[start Supplied material]

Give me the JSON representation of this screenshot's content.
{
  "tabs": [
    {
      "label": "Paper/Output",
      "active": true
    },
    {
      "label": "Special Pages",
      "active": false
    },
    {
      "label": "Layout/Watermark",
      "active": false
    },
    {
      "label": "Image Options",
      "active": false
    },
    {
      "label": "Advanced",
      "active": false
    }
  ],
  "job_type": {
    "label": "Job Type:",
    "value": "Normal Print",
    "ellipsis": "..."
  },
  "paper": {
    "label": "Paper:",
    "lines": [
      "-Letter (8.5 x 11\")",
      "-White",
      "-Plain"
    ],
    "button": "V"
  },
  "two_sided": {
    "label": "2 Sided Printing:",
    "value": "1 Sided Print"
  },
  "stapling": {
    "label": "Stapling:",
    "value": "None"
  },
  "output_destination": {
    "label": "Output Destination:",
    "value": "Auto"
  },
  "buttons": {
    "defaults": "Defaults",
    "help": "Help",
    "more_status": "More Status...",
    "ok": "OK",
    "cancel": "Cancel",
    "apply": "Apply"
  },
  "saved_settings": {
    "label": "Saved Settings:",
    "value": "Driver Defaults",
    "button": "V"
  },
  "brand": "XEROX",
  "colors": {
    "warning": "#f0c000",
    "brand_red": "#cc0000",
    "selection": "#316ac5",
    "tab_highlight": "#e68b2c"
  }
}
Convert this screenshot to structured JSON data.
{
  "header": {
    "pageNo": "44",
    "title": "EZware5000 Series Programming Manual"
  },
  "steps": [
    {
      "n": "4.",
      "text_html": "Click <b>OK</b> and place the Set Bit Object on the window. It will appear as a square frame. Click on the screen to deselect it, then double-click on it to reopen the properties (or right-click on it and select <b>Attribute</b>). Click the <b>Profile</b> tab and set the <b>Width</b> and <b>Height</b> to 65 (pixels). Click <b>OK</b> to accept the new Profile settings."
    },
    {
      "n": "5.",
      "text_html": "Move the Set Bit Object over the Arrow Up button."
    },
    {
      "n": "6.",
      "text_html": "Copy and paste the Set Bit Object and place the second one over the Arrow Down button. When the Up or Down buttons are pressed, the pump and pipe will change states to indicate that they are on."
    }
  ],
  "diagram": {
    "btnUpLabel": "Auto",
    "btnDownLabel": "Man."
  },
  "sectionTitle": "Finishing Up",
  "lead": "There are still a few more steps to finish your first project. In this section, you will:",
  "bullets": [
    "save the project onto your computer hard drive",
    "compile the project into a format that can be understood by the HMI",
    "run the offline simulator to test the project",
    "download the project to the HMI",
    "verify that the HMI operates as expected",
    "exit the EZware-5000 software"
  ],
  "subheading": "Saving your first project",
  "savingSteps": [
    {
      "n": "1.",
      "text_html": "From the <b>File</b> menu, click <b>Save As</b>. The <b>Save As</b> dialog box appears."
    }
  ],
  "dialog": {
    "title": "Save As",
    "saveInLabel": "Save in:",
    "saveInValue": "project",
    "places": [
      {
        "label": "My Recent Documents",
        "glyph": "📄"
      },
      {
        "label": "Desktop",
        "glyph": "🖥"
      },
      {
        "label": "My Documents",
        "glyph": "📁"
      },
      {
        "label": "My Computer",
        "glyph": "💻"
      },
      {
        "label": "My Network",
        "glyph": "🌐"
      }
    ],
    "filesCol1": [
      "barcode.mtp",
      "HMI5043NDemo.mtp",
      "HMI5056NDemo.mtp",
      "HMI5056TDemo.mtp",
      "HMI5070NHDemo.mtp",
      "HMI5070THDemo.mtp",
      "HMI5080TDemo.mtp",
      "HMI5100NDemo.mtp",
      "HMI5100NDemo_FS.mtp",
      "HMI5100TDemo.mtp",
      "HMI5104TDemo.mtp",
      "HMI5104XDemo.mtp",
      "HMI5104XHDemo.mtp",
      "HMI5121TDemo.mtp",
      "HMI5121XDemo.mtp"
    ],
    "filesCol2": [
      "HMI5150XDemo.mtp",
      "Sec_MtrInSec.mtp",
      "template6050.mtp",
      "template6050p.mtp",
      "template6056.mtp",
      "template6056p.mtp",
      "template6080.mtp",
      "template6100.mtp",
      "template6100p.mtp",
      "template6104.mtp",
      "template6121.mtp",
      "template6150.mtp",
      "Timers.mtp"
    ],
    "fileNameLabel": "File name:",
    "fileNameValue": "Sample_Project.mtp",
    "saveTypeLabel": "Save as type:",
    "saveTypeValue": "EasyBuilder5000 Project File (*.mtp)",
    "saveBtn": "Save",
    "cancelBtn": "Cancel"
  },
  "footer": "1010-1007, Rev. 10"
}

[end Supplied material]

**Directions for this task**
Reproduce each entry word for word.

**Full response**
Give me the JSON representation of this screenshot's content.
{
  "tabs": [
    {
      "label": "Paper/Output",
      "active": true
    },
    {
      "label": "Special Pages",
      "active": false
    },
    {
      "label": "Layout/Watermark",
      "active": false
    },
    {
      "label": "Image Options",
      "active": false
    },
    {
      "label": "Advanced",
      "active": false
    }
  ],
  "job_type": {
    "label": "Job Type:",
    "value": "Normal Print",
    "ellipsis": "..."
  },
  "paper": {
    "label": "Paper:",
    "lines": [
      "-Letter (8.5 x 11\")",
      "-White",
      "-Plain"
    ],
    "button": "V"
  },
  "two_sided": {
    "label": "2 Sided Printing:",
    "value": "1 Sided Print"
  },
  "stapling": {
    "label": "Stapling:",
    "value": "None"
  },
  "output_destination": {
    "label": "Output Destination:",
    "value": "Auto"
  },
  "buttons": {
    "defaults": "Defaults",
    "help": "Help",
    "more_status": "More Status...",
    "ok": "OK",
    "cancel": "Cancel",
    "apply": "Apply"
  },
  "saved_settings": {
    "label": "Saved Settings:",
    "value": "Driver Defaults",
    "button": "V"
  },
  "brand": "XEROX",
  "colors": {
    "warning": "#f0c000",
    "brand_red": "#cc0000",
    "selection": "#316ac5",
    "tab_highlight": "#e68b2c"
  }
}
Convert this screenshot to structured JSON data.
{
  "header": {
    "pageNo": "44",
    "title": "EZware5000 Series Programming Manual"
  },
  "steps": [
    {
      "n": "4.",
      "text_html": "Click <b>OK</b> and place the Set Bit Object on the window. It will appear as a square frame. Click on the screen to deselect it, then double-click on it to reopen the properties (or right-click on it and select <b>Attribute</b>). Click the <b>Profile</b> tab and set the <b>Width</b> and <b>Height</b> to 65 (pixels). Click <b>OK</b> to accept the new Profile settings."
    },
    {
      "n": "5.",
      "text_html": "Move the Set Bit Object over the Arrow Up button."
    },
    {
      "n": "6.",
      "text_html": "Copy and paste the Set Bit Object and place the second one over the Arrow Down button. When the Up or Down buttons are pressed, the pump and pipe will change states to indicate that they are on."
    }
  ],
  "diagram": {
    "btnUpLabel": "Auto",
    "btnDownLabel": "Man."
  },
  "sectionTitle": "Finishing Up",
  "lead": "There are still a few more steps to finish your first project. In this section, you will:",
  "bullets": [
    "save the project onto your computer hard drive",
    "compile the project into a format that can be understood by the HMI",
    "run the offline simulator to test the project",
    "download the project to the HMI",
    "verify that the HMI operates as expected",
    "exit the EZware-5000 software"
  ],
  "subheading": "Saving your first project",
  "savingSteps": [
    {
      "n": "1.",
      "text_html": "From the <b>File</b> menu, click <b>Save As</b>. The <b>Save As</b> dialog box appears."
    }
  ],
  "dialog": {
    "title": "Save As",
    "saveInLabel": "Save in:",
    "saveInValue": "project",
    "places": [
      {
        "label": "My Recent Documents",
        "glyph": "📄"
      },
      {
        "label": "Desktop",
        "glyph": "🖥"
      },
      {
        "label": "My Documents",
        "glyph": "📁"
      },
      {
        "label": "My Computer",
        "glyph": "💻"
      },
      {
        "label": "My Network",
        "glyph": "🌐"
      }
    ],
    "filesCol1": [
      "barcode.mtp",
      "HMI5043NDemo.mtp",
      "HMI5056NDemo.mtp",
      "HMI5056TDemo.mtp",
      "HMI5070NHDemo.mtp",
      "HMI5070THDemo.mtp",
      "HMI5080TDemo.mtp",
      "HMI5100NDemo.mtp",
      "HMI5100NDemo_FS.mtp",
      "HMI5100TDemo.mtp",
      "HMI5104TDemo.mtp",
      "HMI5104XDemo.mtp",
      "HMI5104XHDemo.mtp",
      "HMI5121TDemo.mtp",
      "HMI5121XDemo.mtp"
    ],
    "filesCol2": [
      "HMI5150XDemo.mtp",
      "Sec_MtrInSec.mtp",
      "template6050.mtp",
      "template6050p.mtp",
      "template6056.mtp",
      "template6056p.mtp",
      "template6080.mtp",
      "template6100.mtp",
      "template6100p.mtp",
      "template6104.mtp",
      "template6121.mtp",
      "template6150.mtp",
      "Timers.mtp"
    ],
    "fileNameLabel": "File name:",
    "fileNameValue": "Sample_Project.mtp",
    "saveTypeLabel": "Save as type:",
    "saveTypeValue": "EasyBuilder5000 Project File (*.mtp)",
    "saveBtn": "Save",
    "cancelBtn": "Cancel"
  },
  "footer": "1010-1007, Rev. 10"
}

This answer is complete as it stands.